Required work -> Quote the full listing word for word.

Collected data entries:
◇ ◇ ◇
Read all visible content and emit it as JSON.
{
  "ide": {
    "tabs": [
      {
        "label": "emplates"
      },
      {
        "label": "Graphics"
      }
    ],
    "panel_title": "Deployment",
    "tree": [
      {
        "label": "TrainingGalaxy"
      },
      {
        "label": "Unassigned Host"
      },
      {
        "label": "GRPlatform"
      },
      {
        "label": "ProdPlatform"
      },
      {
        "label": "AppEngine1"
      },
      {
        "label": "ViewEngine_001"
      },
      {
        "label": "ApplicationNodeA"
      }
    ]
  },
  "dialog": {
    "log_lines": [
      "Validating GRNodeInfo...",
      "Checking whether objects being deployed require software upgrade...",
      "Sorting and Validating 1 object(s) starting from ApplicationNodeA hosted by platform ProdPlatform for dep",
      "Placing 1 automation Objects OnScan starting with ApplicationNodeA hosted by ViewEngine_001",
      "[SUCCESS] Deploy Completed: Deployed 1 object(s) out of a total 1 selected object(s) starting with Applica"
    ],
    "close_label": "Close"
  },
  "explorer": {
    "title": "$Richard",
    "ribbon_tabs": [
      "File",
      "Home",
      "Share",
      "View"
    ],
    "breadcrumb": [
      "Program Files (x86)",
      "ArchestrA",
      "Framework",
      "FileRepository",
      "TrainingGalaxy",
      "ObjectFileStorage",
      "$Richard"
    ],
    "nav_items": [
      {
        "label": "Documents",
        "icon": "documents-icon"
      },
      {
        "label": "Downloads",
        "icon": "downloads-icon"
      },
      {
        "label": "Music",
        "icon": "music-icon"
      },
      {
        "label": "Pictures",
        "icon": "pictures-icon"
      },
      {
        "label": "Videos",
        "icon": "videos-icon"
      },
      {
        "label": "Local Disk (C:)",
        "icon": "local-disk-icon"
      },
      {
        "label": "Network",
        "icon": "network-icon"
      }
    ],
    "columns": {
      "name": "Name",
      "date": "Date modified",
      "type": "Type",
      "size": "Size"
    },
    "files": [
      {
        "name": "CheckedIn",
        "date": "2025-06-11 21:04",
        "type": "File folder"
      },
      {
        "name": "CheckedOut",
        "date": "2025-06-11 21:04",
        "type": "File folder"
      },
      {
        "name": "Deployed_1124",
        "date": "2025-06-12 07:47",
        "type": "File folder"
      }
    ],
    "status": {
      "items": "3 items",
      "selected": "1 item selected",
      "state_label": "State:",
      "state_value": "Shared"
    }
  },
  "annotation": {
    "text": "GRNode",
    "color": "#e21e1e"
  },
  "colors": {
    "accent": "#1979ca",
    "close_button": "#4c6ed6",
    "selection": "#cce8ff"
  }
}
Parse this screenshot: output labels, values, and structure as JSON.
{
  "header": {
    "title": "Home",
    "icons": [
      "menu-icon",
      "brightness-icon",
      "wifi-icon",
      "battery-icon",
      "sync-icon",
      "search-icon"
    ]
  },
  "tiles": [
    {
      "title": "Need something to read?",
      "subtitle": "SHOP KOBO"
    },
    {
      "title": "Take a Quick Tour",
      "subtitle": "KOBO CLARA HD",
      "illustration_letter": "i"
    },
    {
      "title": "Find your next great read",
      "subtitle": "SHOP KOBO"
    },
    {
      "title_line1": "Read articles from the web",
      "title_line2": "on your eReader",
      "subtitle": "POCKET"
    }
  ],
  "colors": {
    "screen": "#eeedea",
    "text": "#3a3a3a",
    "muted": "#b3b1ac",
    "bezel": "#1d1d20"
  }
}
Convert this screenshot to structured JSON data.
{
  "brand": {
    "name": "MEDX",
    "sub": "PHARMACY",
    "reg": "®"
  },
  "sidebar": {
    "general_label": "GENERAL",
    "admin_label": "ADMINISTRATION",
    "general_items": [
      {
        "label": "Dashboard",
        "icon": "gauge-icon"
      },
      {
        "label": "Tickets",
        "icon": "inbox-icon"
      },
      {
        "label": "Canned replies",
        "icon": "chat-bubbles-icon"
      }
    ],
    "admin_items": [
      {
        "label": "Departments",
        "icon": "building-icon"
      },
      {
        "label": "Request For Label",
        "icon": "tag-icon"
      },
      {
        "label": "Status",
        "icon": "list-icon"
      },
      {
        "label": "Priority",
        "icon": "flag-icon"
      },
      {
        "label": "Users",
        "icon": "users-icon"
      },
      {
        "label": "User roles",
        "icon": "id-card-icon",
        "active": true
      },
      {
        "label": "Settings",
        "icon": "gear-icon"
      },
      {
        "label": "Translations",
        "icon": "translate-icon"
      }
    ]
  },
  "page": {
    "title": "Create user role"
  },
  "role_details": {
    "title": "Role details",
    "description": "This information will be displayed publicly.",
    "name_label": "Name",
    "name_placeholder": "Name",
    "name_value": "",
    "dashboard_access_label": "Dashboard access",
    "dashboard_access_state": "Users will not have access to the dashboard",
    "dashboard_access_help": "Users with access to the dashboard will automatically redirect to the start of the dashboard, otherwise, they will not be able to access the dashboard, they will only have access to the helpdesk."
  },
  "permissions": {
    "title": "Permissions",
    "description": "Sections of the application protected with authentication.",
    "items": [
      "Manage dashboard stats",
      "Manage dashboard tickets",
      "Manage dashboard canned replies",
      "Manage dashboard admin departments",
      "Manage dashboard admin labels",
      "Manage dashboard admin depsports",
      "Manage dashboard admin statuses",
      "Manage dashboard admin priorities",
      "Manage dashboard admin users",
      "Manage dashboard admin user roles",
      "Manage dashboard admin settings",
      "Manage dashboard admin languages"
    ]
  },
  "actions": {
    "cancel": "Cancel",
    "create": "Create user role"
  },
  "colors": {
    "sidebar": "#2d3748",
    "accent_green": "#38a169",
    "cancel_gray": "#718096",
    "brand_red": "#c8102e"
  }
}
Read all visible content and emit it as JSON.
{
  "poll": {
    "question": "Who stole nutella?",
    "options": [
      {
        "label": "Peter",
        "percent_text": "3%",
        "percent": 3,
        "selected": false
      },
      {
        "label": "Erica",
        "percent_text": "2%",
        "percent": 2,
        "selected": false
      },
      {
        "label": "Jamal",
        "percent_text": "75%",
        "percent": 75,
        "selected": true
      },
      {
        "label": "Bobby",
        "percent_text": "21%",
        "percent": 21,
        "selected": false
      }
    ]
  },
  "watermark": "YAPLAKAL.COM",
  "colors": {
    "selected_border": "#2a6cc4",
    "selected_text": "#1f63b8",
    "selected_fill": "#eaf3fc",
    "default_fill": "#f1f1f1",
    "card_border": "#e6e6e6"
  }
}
◇ ◇ ◇
Worked answer ->
Read all visible content and emit it as JSON.
{
  "ide": {
    "tabs": [
      {
        "label": "emplates"
      },
      {
        "label": "Graphics"
      }
    ],
    "panel_title": "Deployment",
    "tree": [
      {
        "label": "TrainingGalaxy"
      },
      {
        "label": "Unassigned Host"
      },
      {
        "label": "GRPlatform"
      },
      {
        "label": "ProdPlatform"
      },
      {
        "label": "AppEngine1"
      },
      {
        "label": "ViewEngine_001"
      },
      {
        "label": "ApplicationNodeA"
      }
    ]
  },
  "dialog": {
    "log_lines": [
      "Validating GRNodeInfo...",
      "Checking whether objects being deployed require software upgrade...",
      "Sorting and Validating 1 object(s) starting from ApplicationNodeA hosted by platform ProdPlatform for dep",
      "Placing 1 automation Objects OnScan starting with ApplicationNodeA hosted by ViewEngine_001",
      "[SUCCESS] Deploy Completed: Deployed 1 object(s) out of a total 1 selected object(s) starting with Applica"
    ],
    "close_label": "Close"
  },
  "explorer": {
    "title": "$Richard",
    "ribbon_tabs": [
      "File",
      "Home",
      "Share",
      "View"
    ],
    "breadcrumb": [
      "Program Files (x86)",
      "ArchestrA",
      "Framework",
      "FileRepository",
      "TrainingGalaxy",
      "ObjectFileStorage",
      "$Richard"
    ],
    "nav_items": [
      {
        "label": "Documents",
        "icon": "documents-icon"
      },
      {
        "label": "Downloads",
        "icon": "downloads-icon"
      },
      {
        "label": "Music",
        "icon": "music-icon"
      },
      {
        "label": "Pictures",
        "icon": "pictures-icon"
      },
      {
        "label": "Videos",
        "icon": "videos-icon"
      },
      {
        "label": "Local Disk (C:)",
        "icon": "local-disk-icon"
      },
      {
        "label": "Network",
        "icon": "network-icon"
      }
    ],
    "columns": {
      "name": "Name",
      "date": "Date modified",
      "type": "Type",
      "size": "Size"
    },
    "files": [
      {
        "name": "CheckedIn",
        "date": "2025-06-11 21:04",
        "type": "File folder"
      },
      {
        "name": "CheckedOut",
        "date": "2025-06-11 21:04",
        "type": "File folder"
      },
      {
        "name": "Deployed_1124",
        "date": "2025-06-12 07:47",
        "type": "File folder"
      }
    ],
    "status": {
      "items": "3 items",
      "selected": "1 item selected",
      "state_label": "State:",
      "state_value": "Shared"
    }
  },
  "annotation": {
    "text": "GRNode",
    "color": "#e21e1e"
  },
  "colors": {
    "accent": "#1979ca",
    "close_button": "#4c6ed6",
    "selection": "#cce8ff"
  }
}
Parse this screenshot: output labels, values, and structure as JSON.
{
  "header": {
    "title": "Home",
    "icons": [
      "menu-icon",
      "brightness-icon",
      "wifi-icon",
      "battery-icon",
      "sync-icon",
      "search-icon"
    ]
  },
  "tiles": [
    {
      "title": "Need something to read?",
      "subtitle": "SHOP KOBO"
    },
    {
      "title": "Take a Quick Tour",
      "subtitle": "KOBO CLARA HD",
      "illustration_letter": "i"
    },
    {
      "title": "Find your next great read",
      "subtitle": "SHOP KOBO"
    },
    {
      "title_line1": "Read articles from the web",
      "title_line2": "on your eReader",
      "subtitle": "POCKET"
    }
  ],
  "colors": {
    "screen": "#eeedea",
    "text": "#3a3a3a",
    "muted": "#b3b1ac",
    "bezel": "#1d1d20"
  }
}
Convert this screenshot to structured JSON data.
{
  "brand": {
    "name": "MEDX",
    "sub": "PHARMACY",
    "reg": "®"
  },
  "sidebar": {
    "general_label": "GENERAL",
    "admin_label": "ADMINISTRATION",
    "general_items": [
      {
        "label": "Dashboard",
        "icon": "gauge-icon"
      },
      {
        "label": "Tickets",
        "icon": "inbox-icon"
      },
      {
        "label": "Canned replies",
        "icon": "chat-bubbles-icon"
      }
    ],
    "admin_items": [
      {
        "label": "Departments",
        "icon": "building-icon"
      },
      {
        "label": "Request For Label",
        "icon": "tag-icon"
      },
      {
        "label": "Status",
        "icon": "list-icon"
      },
      {
        "label": "Priority",
        "icon": "flag-icon"
      },
      {
        "label": "Users",
        "icon": "users-icon"
      },
      {
        "label": "User roles",
        "icon": "id-card-icon",
        "active": true
      },
      {
        "label": "Settings",
        "icon": "gear-icon"
      },
      {
        "label": "Translations",
        "icon": "translate-icon"
      }
    ]
  },
  "page": {
    "title": "Create user role"
  },
  "role_details": {
    "title": "Role details",
    "description": "This information will be displayed publicly.",
    "name_label": "Name",
    "name_placeholder": "Name",
    "name_value": "",
    "dashboard_access_label": "Dashboard access",
    "dashboard_access_state": "Users will not have access to the dashboard",
    "dashboard_access_help": "Users with access to the dashboard will automatically redirect to the start of the dashboard, otherwise, they will not be able to access the dashboard, they will only have access to the helpdesk."
  },
  "permissions": {
    "title": "Permissions",
    "description": "Sections of the application protected with authentication.",
    "items": [
      "Manage dashboard stats",
      "Manage dashboard tickets",
      "Manage dashboard canned replies",
      "Manage dashboard admin departments",
      "Manage dashboard admin labels",
      "Manage dashboard admin depsports",
      "Manage dashboard admin statuses",
      "Manage dashboard admin priorities",
      "Manage dashboard admin users",
      "Manage dashboard admin user roles",
      "Manage dashboard admin settings",
      "Manage dashboard admin languages"
    ]
  },
  "actions": {
    "cancel": "Cancel",
    "create": "Create user role"
  },
  "colors": {
    "sidebar": "#2d3748",
    "accent_green": "#38a169",
    "cancel_gray": "#718096",
    "brand_red": "#c8102e"
  }
}
Read all visible content and emit it as JSON.
{
  "poll": {
    "question": "Who stole nutella?",
    "options": [
      {
        "label": "Peter",
        "percent_text": "3%",
        "percent": 3,
        "selected": false
      },
      {
        "label": "Erica",
        "percent_text": "2%",
        "percent": 2,
        "selected": false
      },
      {
        "label": "Jamal",
        "percent_text": "75%",
        "percent": 75,
        "selected": true
      },
      {
        "label": "Bobby",
        "percent_text": "21%",
        "percent": 21,
        "selected": false
      }
    ]
  },
  "watermark": "YAPLAKAL.COM",
  "colors": {
    "selected_border": "#2a6cc4",
    "selected_text": "#1f63b8",
    "selected_fill": "#eaf3fc",
    "default_fill": "#f1f1f1",
    "card_border": "#e6e6e6"
  }
}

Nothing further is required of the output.